QUOTED PASSAGE:
──────────
As the focus of this article is on the use of cleanroom technology in ART and not on medical details, a detailed discussion is omitted here, and relevant literature and professional publications are referenced.

Options b) and d) are directly related to the application of cleanroom technology and will be examined further in this article.

EU-GMP Guidelines

Annex 1 of the EU-GMP guideline [3] is the basis for the relevant sections in § 36 ff of the AMWHV regarding particles and microbes. The limits defined in Annex 1 are applicable, although the AMWHV still references the old Annex 1 from March 12, 2008. Since the limits for particles and microbes are identical to the current version from August 22, 2022, this does not pose a problem for this discussion.

The other parameters described in Annex 1 for Classes A–D are not mentioned in § 36 ff of the AMWHV and are therefore not explicitly required for the ART sector, e.g., airflow velocity, air exchange, differential pressures, etc.

The EU-GMP guideline, according to the GFP guideline of the German Society for Surgery [4], is not applicable for the collection of human tissues and cells (per § 20 b AMG), provided the collection is performed according to GFP rules.

Working Group for Reproductive Biology of Humans

The Working Group for Reproductive Biology of Humans (AGRBM) has published two guidelines dealing with the operation and setup of an ART laboratory [5] and responsible work in the ART laboratory [6].

These guidelines also address the environmental conditions according to Annex 1 of the EU-GMP guideline and their impact on germ cells. The ART laboratory is considered part of a collection facility according to AGRBM guidelines.

According to AGRBM and the European Society of Human Reproduction and Embryology (ESHRE) [7], the exceptions listed in § 36 of the AMWHV points a) to d) are fully applicable to ART and its processes. Nevertheless, environmental conditions of a cleanliness class D according to Annex 1 are recommended, while class A conditions are considered counterproductive and are not recommended.

Other Regulations and Standards

Besides those already mentioned, numerous other regulations and requirement documents are applicable to ART. Notably, the Transplantation Act [8], Embryo Protection Act [9], Infection Protection Act [10], and ESHRE guidelines [11]. These are supplemented by the European Directorate for the Quality of Medicines & Healthcare (EDQM) Guide [12] and the new Substances of Human Origin (SoHO) Regulation [13], which will be effective from 2027.

Regarding cleanroom technology, relevant parts of the technical rules according to DIN EN 14644 [14] and VDI 2083 [15] must be considered.

Patient Safety

Even without detailed medical knowledge, it is understandable that a transplantation of stem cells or organs differs from artificial fertilization or embryo transfer. In the first case, it usually involves severely ill, sometimes immunosuppressed patients, whose survival depends heavily on tissue transplantation. The transplanted tissue is often specified as sterile, and collection, processing, and handling are usually performed aseptically or under largely aseptic conditions. The process steps and equipment are accordingly adapted, and most processes occur in closed systems. Transplantation typically takes place under surgical conditions.
──────────
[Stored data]
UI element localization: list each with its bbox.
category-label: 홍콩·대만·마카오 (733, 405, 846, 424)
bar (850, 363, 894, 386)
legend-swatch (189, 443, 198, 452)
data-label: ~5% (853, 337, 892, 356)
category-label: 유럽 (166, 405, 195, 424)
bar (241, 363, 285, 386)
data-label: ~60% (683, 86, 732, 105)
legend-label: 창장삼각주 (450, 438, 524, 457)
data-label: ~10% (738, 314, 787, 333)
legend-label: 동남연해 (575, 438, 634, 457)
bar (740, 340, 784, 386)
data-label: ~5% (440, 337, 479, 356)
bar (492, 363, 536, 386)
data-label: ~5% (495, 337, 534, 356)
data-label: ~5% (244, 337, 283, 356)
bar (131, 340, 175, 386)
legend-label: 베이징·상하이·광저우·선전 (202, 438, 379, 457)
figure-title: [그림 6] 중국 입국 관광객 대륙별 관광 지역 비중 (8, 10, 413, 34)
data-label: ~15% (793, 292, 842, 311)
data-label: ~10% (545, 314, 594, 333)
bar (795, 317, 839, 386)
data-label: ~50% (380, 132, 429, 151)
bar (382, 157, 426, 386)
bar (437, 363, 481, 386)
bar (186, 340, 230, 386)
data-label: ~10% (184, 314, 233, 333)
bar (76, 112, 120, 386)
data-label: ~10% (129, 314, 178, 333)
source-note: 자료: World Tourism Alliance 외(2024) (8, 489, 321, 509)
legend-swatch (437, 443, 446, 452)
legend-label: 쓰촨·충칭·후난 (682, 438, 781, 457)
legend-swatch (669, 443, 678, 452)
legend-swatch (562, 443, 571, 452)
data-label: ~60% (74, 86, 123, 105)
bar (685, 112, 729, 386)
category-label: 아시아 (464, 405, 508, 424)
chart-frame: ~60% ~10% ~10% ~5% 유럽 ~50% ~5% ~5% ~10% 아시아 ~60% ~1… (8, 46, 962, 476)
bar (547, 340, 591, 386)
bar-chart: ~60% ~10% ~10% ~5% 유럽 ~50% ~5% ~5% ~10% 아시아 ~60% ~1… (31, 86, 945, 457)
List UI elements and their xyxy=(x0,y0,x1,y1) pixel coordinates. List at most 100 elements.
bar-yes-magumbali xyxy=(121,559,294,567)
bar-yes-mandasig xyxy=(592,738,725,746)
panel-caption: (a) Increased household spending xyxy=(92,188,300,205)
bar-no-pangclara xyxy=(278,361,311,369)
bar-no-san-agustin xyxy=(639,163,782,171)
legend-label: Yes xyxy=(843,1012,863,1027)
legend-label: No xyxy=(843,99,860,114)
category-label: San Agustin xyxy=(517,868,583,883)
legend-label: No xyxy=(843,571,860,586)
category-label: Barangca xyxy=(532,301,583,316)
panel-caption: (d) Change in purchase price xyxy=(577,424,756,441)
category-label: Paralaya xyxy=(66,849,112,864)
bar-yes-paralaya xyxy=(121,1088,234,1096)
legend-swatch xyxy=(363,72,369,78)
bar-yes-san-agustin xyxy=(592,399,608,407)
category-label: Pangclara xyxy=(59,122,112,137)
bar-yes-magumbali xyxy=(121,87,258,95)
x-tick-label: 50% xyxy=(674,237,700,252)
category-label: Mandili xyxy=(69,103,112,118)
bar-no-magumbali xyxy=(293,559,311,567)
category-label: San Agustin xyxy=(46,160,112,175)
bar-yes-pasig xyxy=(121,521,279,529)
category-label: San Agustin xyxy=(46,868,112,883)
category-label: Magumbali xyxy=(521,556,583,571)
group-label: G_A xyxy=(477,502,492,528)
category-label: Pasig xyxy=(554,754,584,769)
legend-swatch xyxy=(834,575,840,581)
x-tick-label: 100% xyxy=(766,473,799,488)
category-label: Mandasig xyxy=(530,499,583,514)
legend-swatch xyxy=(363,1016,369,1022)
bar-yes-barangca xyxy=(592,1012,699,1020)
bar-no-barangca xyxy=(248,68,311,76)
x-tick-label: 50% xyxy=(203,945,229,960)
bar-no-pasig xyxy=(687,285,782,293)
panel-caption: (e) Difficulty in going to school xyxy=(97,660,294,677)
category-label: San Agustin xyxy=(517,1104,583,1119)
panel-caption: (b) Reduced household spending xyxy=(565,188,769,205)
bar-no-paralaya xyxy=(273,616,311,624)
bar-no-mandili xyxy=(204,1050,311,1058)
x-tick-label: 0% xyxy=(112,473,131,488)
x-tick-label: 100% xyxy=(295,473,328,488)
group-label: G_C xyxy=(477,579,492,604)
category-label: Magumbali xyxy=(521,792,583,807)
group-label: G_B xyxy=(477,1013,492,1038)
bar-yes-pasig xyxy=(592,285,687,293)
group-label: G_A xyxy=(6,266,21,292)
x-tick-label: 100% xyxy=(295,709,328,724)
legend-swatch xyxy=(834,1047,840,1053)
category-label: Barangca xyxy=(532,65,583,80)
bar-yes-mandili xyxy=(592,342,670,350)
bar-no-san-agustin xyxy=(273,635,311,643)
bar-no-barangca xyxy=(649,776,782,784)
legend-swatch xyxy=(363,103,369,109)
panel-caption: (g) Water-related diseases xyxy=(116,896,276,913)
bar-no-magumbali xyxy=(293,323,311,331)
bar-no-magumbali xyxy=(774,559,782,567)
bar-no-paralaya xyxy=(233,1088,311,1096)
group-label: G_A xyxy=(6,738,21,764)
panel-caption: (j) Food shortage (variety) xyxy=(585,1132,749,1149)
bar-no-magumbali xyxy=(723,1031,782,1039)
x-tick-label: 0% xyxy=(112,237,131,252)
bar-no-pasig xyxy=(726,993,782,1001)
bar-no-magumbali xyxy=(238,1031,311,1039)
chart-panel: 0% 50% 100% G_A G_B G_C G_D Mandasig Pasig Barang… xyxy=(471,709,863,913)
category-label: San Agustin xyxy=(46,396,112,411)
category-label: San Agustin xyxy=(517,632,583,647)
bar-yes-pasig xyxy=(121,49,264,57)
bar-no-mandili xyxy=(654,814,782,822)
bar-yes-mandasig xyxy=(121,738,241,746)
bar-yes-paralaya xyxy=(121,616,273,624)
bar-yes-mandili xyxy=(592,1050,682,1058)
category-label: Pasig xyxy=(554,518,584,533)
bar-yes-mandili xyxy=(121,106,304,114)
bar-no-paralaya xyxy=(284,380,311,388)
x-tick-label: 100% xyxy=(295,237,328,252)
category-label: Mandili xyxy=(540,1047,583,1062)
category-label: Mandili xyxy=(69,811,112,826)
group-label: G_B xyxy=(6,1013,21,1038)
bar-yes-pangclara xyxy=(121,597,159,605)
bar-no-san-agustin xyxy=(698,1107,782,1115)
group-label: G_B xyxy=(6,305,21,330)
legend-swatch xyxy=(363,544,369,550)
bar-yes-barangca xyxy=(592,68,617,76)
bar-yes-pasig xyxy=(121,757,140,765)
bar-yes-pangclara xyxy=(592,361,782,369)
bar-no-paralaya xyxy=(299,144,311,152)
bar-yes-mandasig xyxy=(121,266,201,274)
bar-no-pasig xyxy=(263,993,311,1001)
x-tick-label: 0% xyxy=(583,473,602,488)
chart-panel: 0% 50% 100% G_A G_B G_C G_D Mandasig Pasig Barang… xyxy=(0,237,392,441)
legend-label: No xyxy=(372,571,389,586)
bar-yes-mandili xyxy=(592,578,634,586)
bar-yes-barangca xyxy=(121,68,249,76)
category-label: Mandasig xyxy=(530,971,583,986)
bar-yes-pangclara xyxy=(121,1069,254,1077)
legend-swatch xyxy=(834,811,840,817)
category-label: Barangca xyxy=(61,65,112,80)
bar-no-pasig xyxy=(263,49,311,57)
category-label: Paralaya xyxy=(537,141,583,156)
──────────
WHAT YOU NEED TO DO:
[a] In the article on cleanroom technology in ART, rewrite the passage starting at "As the focus" and ending at "in this article.", replacing "cleanroom technology" with "clean-room technology".
[b] According to the article on cleanroom technology in ART, which cleanliness class under Annex 1 do AGRBM and ESHRE recommend for environmental conditions?

ANSWERS TO EACH TASK:
[a]
As the focus of this article is on the use of clean-room technology in ART and not on medical details, a detailed discussion is omitted here, and relevant literature and professional publications are referenced.

Options b) and d) are directly related to the application of clean-room technology and will be examined further in this article.

[b] Cleanliness class D.